JOB =
Return the records that follow, matching each one exactly.

RECORDS SUPPLIED =
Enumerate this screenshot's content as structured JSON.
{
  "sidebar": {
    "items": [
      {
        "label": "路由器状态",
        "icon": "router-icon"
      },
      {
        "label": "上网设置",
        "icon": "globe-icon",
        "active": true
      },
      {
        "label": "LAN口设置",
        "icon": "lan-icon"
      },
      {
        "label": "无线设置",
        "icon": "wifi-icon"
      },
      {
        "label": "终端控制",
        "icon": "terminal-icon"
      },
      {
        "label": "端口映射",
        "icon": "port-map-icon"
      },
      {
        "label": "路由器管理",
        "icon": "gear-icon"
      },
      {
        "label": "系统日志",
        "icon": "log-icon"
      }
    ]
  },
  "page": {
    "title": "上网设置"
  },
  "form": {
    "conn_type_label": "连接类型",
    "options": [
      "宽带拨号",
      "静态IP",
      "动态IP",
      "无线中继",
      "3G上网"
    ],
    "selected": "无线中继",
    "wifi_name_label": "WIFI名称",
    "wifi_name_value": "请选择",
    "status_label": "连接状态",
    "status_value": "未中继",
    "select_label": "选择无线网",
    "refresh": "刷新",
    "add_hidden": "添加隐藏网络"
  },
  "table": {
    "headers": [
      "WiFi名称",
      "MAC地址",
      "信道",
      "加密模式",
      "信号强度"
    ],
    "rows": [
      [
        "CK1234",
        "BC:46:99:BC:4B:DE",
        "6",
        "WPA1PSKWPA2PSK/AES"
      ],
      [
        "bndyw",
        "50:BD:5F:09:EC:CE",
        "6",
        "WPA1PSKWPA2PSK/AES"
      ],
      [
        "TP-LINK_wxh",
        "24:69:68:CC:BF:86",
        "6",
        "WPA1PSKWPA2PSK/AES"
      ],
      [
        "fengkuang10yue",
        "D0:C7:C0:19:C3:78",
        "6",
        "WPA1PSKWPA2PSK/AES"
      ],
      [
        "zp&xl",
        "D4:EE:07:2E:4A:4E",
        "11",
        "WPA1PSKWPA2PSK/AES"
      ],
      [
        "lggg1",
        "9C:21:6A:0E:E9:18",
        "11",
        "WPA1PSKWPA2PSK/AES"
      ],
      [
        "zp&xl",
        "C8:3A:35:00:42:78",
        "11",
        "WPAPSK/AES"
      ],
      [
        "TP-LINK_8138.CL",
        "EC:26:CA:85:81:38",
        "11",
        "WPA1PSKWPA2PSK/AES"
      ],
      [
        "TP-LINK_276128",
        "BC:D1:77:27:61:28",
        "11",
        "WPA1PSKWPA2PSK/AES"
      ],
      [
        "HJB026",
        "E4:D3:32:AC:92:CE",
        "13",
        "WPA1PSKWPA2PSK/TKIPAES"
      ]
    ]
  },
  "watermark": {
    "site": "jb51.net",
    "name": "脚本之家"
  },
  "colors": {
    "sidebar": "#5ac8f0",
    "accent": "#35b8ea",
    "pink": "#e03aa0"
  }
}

RESULT OF THIS EXERCISE =
Enumerate this screenshot's content as structured JSON.
{
  "sidebar": {
    "items": [
      {
        "label": "路由器状态",
        "icon": "router-icon"
      },
      {
        "label": "上网设置",
        "icon": "globe-icon",
        "active": true
      },
      {
        "label": "LAN口设置",
        "icon": "lan-icon"
      },
      {
        "label": "无线设置",
        "icon": "wifi-icon"
      },
      {
        "label": "终端控制",
        "icon": "terminal-icon"
      },
      {
        "label": "端口映射",
        "icon": "port-map-icon"
      },
      {
        "label": "路由器管理",
        "icon": "gear-icon"
      },
      {
        "label": "系统日志",
        "icon": "log-icon"
      }
    ]
  },
  "page": {
    "title": "上网设置"
  },
  "form": {
    "conn_type_label": "连接类型",
    "options": [
      "宽带拨号",
      "静态IP",
      "动态IP",
      "无线中继",
      "3G上网"
    ],
    "selected": "无线中继",
    "wifi_name_label": "WIFI名称",
    "wifi_name_value": "请选择",
    "status_label": "连接状态",
    "status_value": "未中继",
    "select_label": "选择无线网",
    "refresh": "刷新",
    "add_hidden": "添加隐藏网络"
  },
  "table": {
    "headers": [
      "WiFi名称",
      "MAC地址",
      "信道",
      "加密模式",
      "信号强度"
    ],
    "rows": [
      [
        "CK1234",
        "BC:46:99:BC:4B:DE",
        "6",
        "WPA1PSKWPA2PSK/AES"
      ],
      [
        "bndyw",
        "50:BD:5F:09:EC:CE",
        "6",
        "WPA1PSKWPA2PSK/AES"
      ],
      [
        "TP-LINK_wxh",
        "24:69:68:CC:BF:86",
        "6",
        "WPA1PSKWPA2PSK/AES"
      ],
      [
        "fengkuang10yue",
        "D0:C7:C0:19:C3:78",
        "6",
        "WPA1PSKWPA2PSK/AES"
      ],
      [
        "zp&xl",
        "D4:EE:07:2E:4A:4E",
        "11",
        "WPA1PSKWPA2PSK/AES"
      ],
      [
        "lggg1",
        "9C:21:6A:0E:E9:18",
        "11",
        "WPA1PSKWPA2PSK/AES"
      ],
      [
        "zp&xl",
        "C8:3A:35:00:42:78",
        "11",
        "WPAPSK/AES"
      ],
      [
        "TP-LINK_8138.CL",
        "EC:26:CA:85:81:38",
        "11",
        "WPA1PSKWPA2PSK/AES"
      ],
      [
        "TP-LINK_276128",
        "BC:D1:77:27:61:28",
        "11",
        "WPA1PSKWPA2PSK/AES"
      ],
      [
        "HJB026",
        "E4:D3:32:AC:92:CE",
        "13",
        "WPA1PSKWPA2PSK/TKIPAES"
      ]
    ]
  },
  "watermark": {
    "site": "jb51.net",
    "name": "脚本之家"
  },
  "colors": {
    "sidebar": "#5ac8f0",
    "accent": "#35b8ea",
    "pink": "#e03aa0"
  }
}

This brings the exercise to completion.